-- Start of Dataset records --
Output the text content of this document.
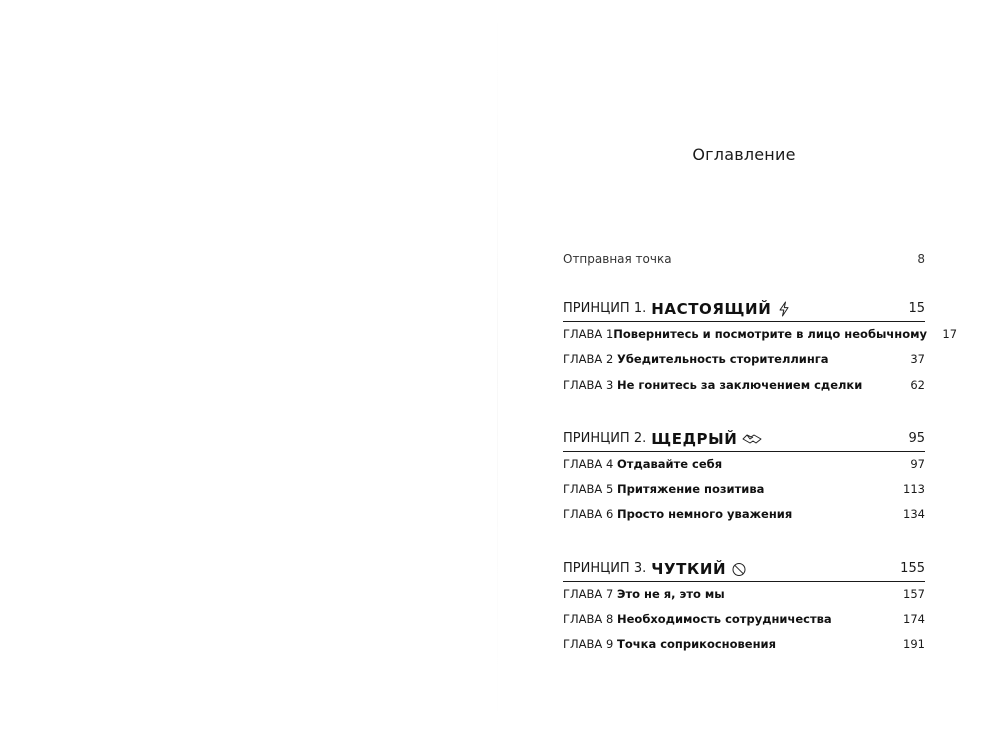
Оглавление
Отправная точка	8
ПРИНЦИП 1. НАСТОЯЩИЙ	15
ГЛАВА 1 Повернитесь и посмотрите в лицо необычному	17
ГЛАВА 2 Убедительность сторителлинга	37
ГЛАВА 3 Не гонитесь за заключением сделки	62
ПРИНЦИП 2. ЩЕДРЫЙ	95
ГЛАВА 4 Отдавайте себя	97
ГЛАВА 5 Притяжение позитива	113
ГЛАВА 6 Просто немного уважения	134
ПРИНЦИП 3. ЧУТКИЙ	155
ГЛАВА 7 Это не я, это мы	157
ГЛАВА 8 Необходимость сотрудничества	174
ГЛАВА 9 Точка соприкосновения	191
-- End of Dataset records --
- _What the exercise asks_: Reproduce the listing above exactly, excluding all pictures.

- _Full output_:
Output the text content of this document.
Оглавление
Отправная точка	8
ПРИНЦИП 1. НАСТОЯЩИЙ	15
ГЛАВА 1 Повернитесь и посмотрите в лицо необычному	17
ГЛАВА 2 Убедительность сторителлинга	37
ГЛАВА 3 Не гонитесь за заключением сделки	62
ПРИНЦИП 2. ЩЕДРЫЙ	95
ГЛАВА 4 Отдавайте себя	97
ГЛАВА 5 Притяжение позитива	113
ГЛАВА 6 Просто немного уважения	134
ПРИНЦИП 3. ЧУТКИЙ	155
ГЛАВА 7 Это не я, это мы	157
ГЛАВА 8 Необходимость сотрудничества	174
ГЛАВА 9 Точка соприкосновения	191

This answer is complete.